Objective
Set down the material below word for word, excluding the pictures.

>> begin Information supplied

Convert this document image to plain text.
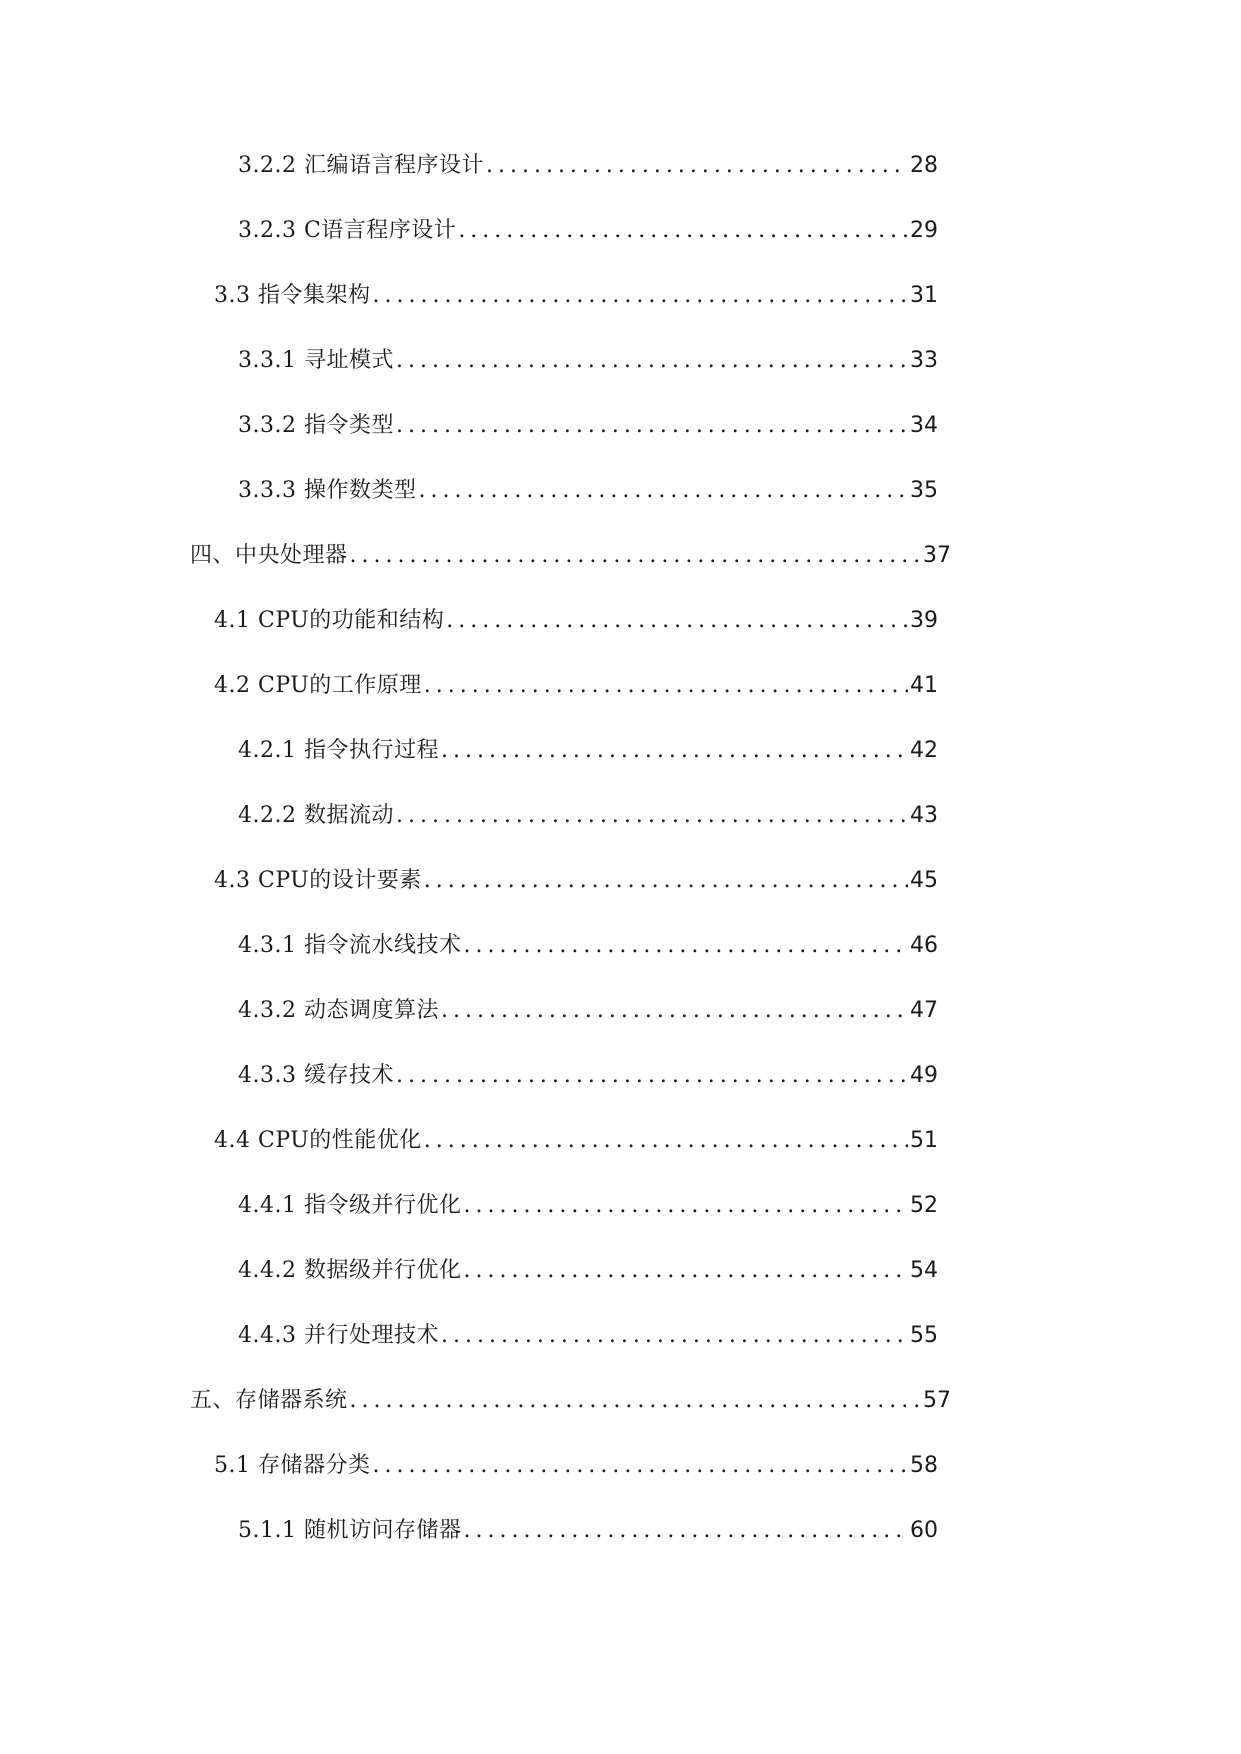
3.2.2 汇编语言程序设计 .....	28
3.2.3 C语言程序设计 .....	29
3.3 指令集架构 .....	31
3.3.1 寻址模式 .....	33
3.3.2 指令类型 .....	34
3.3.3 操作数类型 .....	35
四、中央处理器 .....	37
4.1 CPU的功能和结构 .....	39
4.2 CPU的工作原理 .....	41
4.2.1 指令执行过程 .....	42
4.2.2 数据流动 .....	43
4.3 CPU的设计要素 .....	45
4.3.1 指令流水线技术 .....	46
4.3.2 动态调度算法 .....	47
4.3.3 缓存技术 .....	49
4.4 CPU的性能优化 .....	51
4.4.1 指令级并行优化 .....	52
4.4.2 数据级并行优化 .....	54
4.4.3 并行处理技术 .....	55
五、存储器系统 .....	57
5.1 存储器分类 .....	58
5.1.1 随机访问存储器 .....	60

>> end Information supplied

Task output
Convert this document image to plain text.
3.2.2 汇编语言程序设计 .....	28
3.2.3 C语言程序设计 .....	29
3.3 指令集架构 .....	31
3.3.1 寻址模式 .....	33
3.3.2 指令类型 .....	34
3.3.3 操作数类型 .....	35
四、中央处理器 .....	37
4.1 CPU的功能和结构 .....	39
4.2 CPU的工作原理 .....	41
4.2.1 指令执行过程 .....	42
4.2.2 数据流动 .....	43
4.3 CPU的设计要素 .....	45
4.3.1 指令流水线技术 .....	46
4.3.2 动态调度算法 .....	47
4.3.3 缓存技术 .....	49
4.4 CPU的性能优化 .....	51
4.4.1 指令级并行优化 .....	52
4.4.2 数据级并行优化 .....	54
4.4.3 并行处理技术 .....	55
五、存储器系统 .....	57
5.1 存储器分类 .....	58
5.1.1 随机访问存储器 .....	60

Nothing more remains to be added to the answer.